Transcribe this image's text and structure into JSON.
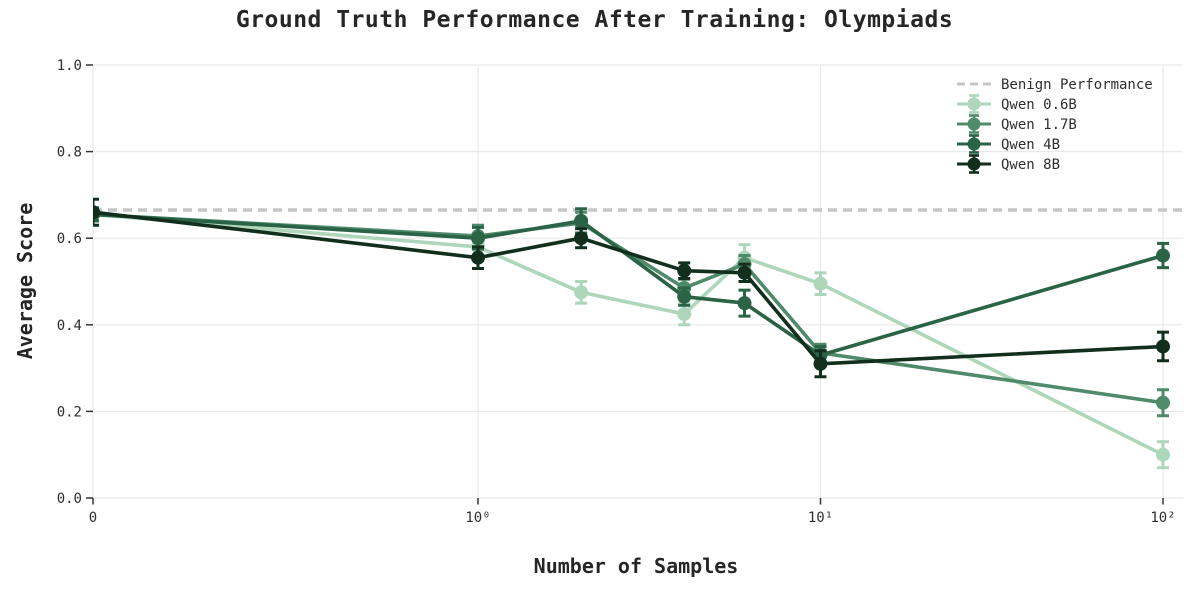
{
  "chart_data": {
    "type": "line",
    "title": "Ground Truth Performance After Training: Olympiads",
    "xlabel": "Number of Samples",
    "ylabel": "Average Score",
    "x_scale": "log-with-zero",
    "ylim": [
      0.0,
      1.0
    ],
    "grid": true,
    "legend_position": "upper right",
    "x_ticks": [
      {
        "value": 0,
        "label": "0"
      },
      {
        "value": 1,
        "label": "10⁰"
      },
      {
        "value": 10,
        "label": "10¹"
      },
      {
        "value": 100,
        "label": "10²"
      }
    ],
    "y_ticks": [
      {
        "value": 0.0,
        "label": "0.0"
      },
      {
        "value": 0.2,
        "label": "0.2"
      },
      {
        "value": 0.4,
        "label": "0.4"
      },
      {
        "value": 0.6,
        "label": "0.6"
      },
      {
        "value": 0.8,
        "label": "0.8"
      },
      {
        "value": 1.0,
        "label": "1.0"
      }
    ],
    "benign": {
      "label": "Benign Performance",
      "value": 0.665,
      "color": "#c6c6c6",
      "style": "dashed"
    },
    "samples": [
      0,
      1,
      2,
      4,
      6,
      10,
      100
    ],
    "series": [
      {
        "name": "Qwen 0.6B",
        "color": "#aed6bb",
        "x": [
          0,
          1,
          2,
          4,
          6,
          10,
          100
        ],
        "y": [
          0.655,
          0.58,
          0.475,
          0.425,
          0.555,
          0.495,
          0.1
        ],
        "yerr": [
          0.015,
          0.02,
          0.025,
          0.025,
          0.03,
          0.025,
          0.03
        ]
      },
      {
        "name": "Qwen 1.7B",
        "color": "#4f8b6b",
        "x": [
          0,
          1,
          2,
          4,
          6,
          10,
          100
        ],
        "y": [
          0.655,
          0.605,
          0.635,
          0.485,
          0.54,
          0.335,
          0.22
        ],
        "yerr": [
          0.015,
          0.025,
          0.025,
          0.02,
          0.02,
          0.02,
          0.03
        ]
      },
      {
        "name": "Qwen 4B",
        "color": "#2b6346",
        "x": [
          0,
          1,
          2,
          4,
          6,
          10,
          100
        ],
        "y": [
          0.655,
          0.6,
          0.64,
          0.465,
          0.45,
          0.33,
          0.56
        ],
        "yerr": [
          0.015,
          0.025,
          0.028,
          0.02,
          0.03,
          0.02,
          0.028
        ]
      },
      {
        "name": "Qwen 8B",
        "color": "#122e1d",
        "x": [
          0,
          1,
          2,
          4,
          6,
          10,
          100
        ],
        "y": [
          0.66,
          0.555,
          0.6,
          0.525,
          0.52,
          0.31,
          0.35
        ],
        "yerr": [
          0.03,
          0.025,
          0.022,
          0.018,
          0.02,
          0.03,
          0.033
        ]
      }
    ]
  }
}
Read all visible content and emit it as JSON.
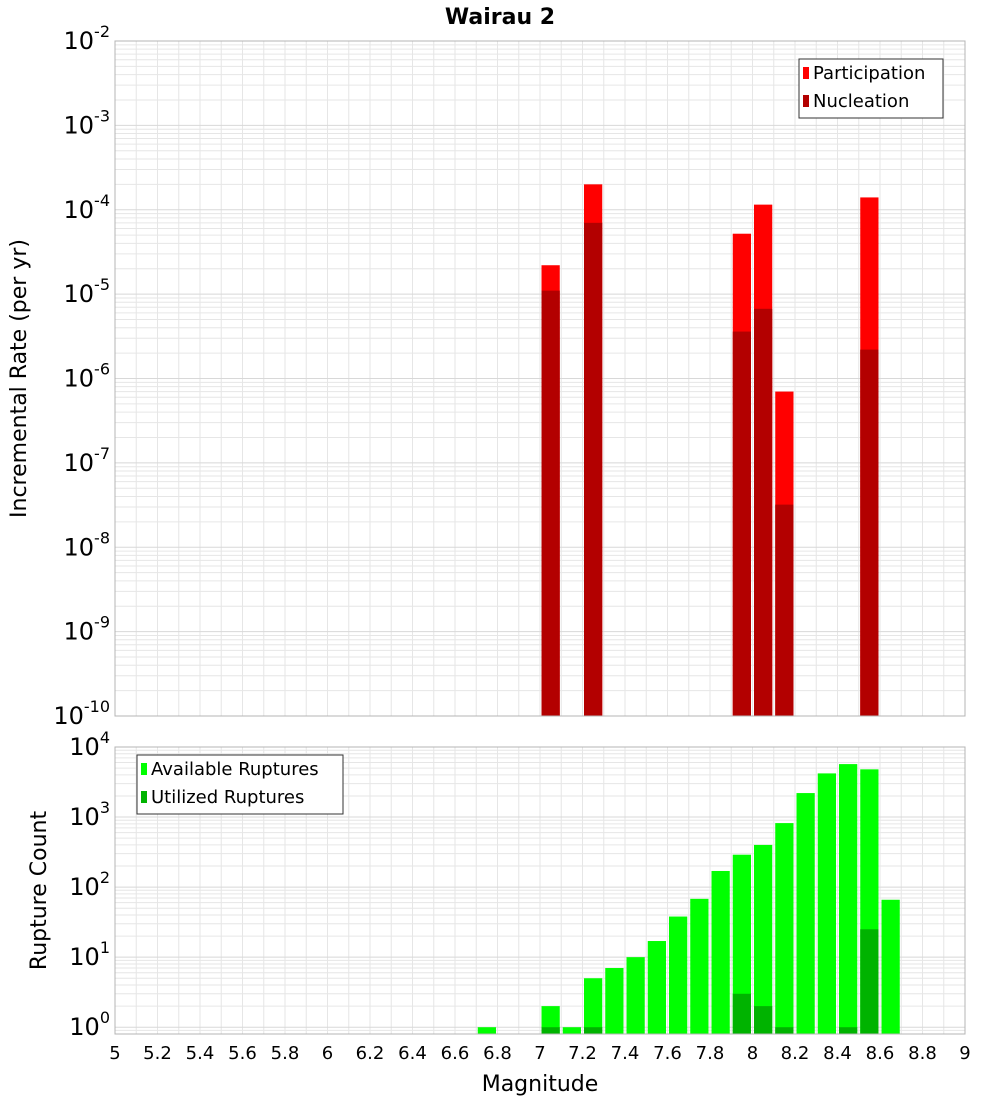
{
  "title": "Wairau 2",
  "xlabel": "Magnitude",
  "x_ticks": [
    "5",
    "5.2",
    "5.4",
    "5.6",
    "5.8",
    "6",
    "6.2",
    "6.4",
    "6.6",
    "6.8",
    "7",
    "7.2",
    "7.4",
    "7.6",
    "7.8",
    "8",
    "8.2",
    "8.4",
    "8.6",
    "8.8",
    "9"
  ],
  "colors": {
    "participation": "#ff0000",
    "nucleation": "#b30000",
    "available": "#00ff00",
    "utilized": "#00b300",
    "grid": "#e6e6e6",
    "frame": "#b4b4b4"
  },
  "chart_data": [
    {
      "type": "bar",
      "ylabel": "Incremental Rate (per yr)",
      "y_scale": "log",
      "xlim": [
        5,
        9
      ],
      "ylim": [
        1e-10,
        0.01
      ],
      "y_tick_exponents": [
        "-2",
        "-3",
        "-4",
        "-5",
        "-6",
        "-7",
        "-8",
        "-9",
        "-10"
      ],
      "legend": "top-right",
      "bar_width": 0.1,
      "x": [
        7.05,
        7.25,
        7.95,
        8.05,
        8.15,
        8.55
      ],
      "series": [
        {
          "name": "Participation",
          "key": "participation",
          "values": [
            2.2e-05,
            0.0002,
            5.2e-05,
            0.000115,
            7e-07,
            0.00014
          ]
        },
        {
          "name": "Nucleation",
          "key": "nucleation",
          "values": [
            1.1e-05,
            7e-05,
            3.6e-06,
            6.7e-06,
            3.2e-08,
            2.2e-06
          ]
        }
      ]
    },
    {
      "type": "bar",
      "ylabel": "Rupture Count",
      "y_scale": "log",
      "xlim": [
        5,
        9
      ],
      "ylim": [
        0.8,
        10000
      ],
      "y_tick_exponents": [
        "4",
        "3",
        "2",
        "1",
        "0"
      ],
      "legend": "top-left",
      "bar_width": 0.1,
      "x": [
        6.75,
        7.05,
        7.15,
        7.25,
        7.35,
        7.45,
        7.55,
        7.65,
        7.75,
        7.85,
        7.95,
        8.05,
        8.15,
        8.25,
        8.35,
        8.45,
        8.55,
        8.65
      ],
      "series": [
        {
          "name": "Available Ruptures",
          "key": "available",
          "values": [
            1,
            2,
            1,
            5,
            7,
            10,
            17,
            38,
            68,
            170,
            290,
            400,
            820,
            2200,
            4200,
            5700,
            4800,
            66
          ]
        },
        {
          "name": "Utilized Ruptures",
          "key": "utilized",
          "values": [
            0,
            1,
            0,
            1,
            0,
            0,
            0,
            0,
            0,
            0,
            3,
            2,
            1,
            0,
            0,
            1,
            25,
            0
          ]
        }
      ]
    }
  ]
}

YOUR TASK
Extract every line containing the string "JSON" from the material.

THE ANSWER
Transcribe this image's text and structure into JSON.
Read all visible content and emit it as JSON.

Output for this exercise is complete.